EXTRACTED RECORDS ::
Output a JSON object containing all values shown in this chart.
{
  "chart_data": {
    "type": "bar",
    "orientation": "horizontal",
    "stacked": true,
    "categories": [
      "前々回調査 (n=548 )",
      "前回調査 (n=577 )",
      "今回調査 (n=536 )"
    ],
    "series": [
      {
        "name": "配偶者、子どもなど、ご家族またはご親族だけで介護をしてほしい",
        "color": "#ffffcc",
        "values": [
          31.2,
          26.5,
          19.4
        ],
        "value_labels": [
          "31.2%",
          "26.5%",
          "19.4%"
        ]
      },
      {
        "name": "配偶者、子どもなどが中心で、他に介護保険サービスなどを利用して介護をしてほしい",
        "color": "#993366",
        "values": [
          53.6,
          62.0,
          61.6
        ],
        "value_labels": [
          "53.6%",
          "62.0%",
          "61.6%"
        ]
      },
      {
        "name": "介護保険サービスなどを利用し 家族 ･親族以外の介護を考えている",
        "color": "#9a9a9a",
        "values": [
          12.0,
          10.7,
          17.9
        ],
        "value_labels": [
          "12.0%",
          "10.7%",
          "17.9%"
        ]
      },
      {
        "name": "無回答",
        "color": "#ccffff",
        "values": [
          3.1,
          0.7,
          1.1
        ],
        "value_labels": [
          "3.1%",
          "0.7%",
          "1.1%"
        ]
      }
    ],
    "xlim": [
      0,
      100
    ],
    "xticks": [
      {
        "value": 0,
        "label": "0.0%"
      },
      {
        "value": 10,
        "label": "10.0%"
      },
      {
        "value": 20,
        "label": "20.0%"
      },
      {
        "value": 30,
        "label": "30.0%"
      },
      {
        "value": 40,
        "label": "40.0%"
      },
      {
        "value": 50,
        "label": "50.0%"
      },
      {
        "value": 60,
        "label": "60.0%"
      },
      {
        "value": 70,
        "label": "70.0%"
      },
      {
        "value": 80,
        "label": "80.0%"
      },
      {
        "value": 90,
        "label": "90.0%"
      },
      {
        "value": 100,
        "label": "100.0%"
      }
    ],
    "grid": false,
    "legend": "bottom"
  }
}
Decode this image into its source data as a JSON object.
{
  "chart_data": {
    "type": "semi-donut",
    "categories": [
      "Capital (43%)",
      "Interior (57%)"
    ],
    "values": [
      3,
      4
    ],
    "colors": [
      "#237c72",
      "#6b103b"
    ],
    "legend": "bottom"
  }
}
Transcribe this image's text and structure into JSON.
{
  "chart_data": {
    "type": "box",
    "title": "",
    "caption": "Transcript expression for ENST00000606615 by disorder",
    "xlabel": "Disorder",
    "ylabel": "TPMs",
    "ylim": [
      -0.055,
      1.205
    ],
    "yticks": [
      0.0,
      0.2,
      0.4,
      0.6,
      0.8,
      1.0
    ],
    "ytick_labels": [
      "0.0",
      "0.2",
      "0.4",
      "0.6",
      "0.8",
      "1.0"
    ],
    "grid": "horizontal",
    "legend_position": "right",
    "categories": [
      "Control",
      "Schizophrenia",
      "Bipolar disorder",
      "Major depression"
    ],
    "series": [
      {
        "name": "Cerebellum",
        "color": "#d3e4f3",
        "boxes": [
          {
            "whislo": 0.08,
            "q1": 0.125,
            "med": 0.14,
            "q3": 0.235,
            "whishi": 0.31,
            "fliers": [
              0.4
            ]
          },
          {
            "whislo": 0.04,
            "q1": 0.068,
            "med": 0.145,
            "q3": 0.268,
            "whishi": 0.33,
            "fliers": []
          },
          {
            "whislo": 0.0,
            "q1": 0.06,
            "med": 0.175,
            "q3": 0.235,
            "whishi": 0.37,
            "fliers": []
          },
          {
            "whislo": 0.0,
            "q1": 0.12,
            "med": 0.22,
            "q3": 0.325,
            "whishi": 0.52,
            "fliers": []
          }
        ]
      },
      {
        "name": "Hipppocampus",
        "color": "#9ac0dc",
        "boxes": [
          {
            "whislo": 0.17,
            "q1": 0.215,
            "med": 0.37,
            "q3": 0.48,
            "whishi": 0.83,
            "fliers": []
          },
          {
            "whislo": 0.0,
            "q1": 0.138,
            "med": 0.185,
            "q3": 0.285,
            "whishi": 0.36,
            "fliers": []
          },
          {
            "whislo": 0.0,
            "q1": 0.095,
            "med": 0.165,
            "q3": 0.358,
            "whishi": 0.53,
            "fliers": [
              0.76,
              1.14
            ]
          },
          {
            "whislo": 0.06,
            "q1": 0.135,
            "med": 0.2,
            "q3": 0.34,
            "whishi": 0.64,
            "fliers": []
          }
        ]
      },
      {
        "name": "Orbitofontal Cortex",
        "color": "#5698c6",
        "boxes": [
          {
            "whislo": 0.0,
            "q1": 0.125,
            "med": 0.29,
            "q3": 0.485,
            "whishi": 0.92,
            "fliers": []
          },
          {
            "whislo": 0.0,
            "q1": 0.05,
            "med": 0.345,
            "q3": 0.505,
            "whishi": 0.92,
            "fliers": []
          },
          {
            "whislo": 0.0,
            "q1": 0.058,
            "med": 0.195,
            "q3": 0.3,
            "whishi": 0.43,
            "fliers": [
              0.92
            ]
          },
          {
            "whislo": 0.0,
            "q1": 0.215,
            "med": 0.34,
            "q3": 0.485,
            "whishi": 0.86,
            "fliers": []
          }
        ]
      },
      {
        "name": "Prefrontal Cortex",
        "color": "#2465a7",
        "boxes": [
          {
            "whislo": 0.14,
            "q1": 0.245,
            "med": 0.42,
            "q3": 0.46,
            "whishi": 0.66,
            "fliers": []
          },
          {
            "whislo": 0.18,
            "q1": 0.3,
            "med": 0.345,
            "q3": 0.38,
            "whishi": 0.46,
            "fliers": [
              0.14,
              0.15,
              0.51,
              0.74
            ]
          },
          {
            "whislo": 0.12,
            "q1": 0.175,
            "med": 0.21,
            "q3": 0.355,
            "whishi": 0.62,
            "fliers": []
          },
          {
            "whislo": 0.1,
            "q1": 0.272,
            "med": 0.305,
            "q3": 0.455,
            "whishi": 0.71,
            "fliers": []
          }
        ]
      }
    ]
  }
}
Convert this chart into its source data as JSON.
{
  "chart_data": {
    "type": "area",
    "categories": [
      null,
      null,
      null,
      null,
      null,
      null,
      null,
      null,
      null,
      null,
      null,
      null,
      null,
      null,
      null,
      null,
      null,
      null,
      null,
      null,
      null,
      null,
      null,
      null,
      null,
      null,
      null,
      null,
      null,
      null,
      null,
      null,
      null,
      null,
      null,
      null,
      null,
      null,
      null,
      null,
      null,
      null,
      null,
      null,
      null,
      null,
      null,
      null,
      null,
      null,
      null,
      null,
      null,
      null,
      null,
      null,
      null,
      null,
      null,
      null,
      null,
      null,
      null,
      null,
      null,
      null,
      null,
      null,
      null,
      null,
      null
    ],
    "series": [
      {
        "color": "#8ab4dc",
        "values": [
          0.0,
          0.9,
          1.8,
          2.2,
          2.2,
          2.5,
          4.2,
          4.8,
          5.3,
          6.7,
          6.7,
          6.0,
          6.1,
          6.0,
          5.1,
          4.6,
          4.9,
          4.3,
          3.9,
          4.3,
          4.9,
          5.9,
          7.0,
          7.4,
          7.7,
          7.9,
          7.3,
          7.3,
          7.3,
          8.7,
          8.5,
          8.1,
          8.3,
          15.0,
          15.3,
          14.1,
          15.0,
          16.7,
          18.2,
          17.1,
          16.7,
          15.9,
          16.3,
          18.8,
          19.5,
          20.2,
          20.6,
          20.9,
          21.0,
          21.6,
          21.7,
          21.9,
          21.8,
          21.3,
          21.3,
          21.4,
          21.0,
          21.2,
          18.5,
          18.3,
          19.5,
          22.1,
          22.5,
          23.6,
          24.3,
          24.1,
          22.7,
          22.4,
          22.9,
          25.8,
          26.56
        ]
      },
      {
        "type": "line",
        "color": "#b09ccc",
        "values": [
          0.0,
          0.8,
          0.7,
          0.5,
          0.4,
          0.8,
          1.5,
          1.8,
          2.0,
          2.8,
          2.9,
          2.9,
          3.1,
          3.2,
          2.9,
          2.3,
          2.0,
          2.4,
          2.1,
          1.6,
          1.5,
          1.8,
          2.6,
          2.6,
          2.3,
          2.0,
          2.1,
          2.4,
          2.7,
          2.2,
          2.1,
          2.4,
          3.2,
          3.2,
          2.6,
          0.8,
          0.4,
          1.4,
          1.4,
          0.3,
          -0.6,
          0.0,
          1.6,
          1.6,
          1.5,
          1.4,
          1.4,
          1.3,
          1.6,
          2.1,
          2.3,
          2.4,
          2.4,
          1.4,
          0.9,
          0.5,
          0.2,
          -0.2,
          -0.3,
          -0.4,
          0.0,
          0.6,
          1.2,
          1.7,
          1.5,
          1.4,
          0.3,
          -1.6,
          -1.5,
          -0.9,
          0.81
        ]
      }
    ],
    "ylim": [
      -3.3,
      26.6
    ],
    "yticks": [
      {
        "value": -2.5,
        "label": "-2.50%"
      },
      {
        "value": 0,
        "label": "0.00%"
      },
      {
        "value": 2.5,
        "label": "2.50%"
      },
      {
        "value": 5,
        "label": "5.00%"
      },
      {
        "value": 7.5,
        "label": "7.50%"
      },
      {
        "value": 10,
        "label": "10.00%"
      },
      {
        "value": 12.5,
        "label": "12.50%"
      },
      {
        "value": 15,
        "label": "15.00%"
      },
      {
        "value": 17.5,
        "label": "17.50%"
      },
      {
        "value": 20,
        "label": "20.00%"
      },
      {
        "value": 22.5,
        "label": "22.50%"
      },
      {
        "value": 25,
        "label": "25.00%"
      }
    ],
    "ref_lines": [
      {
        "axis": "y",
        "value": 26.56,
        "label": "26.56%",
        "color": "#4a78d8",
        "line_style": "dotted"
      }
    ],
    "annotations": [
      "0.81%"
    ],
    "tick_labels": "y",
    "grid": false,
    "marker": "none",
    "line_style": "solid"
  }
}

TASK BRIEF :: Lines containing "horizontal" are to be counted. State the total and add nothing.

SOLUTION TO THIS TASK :: 2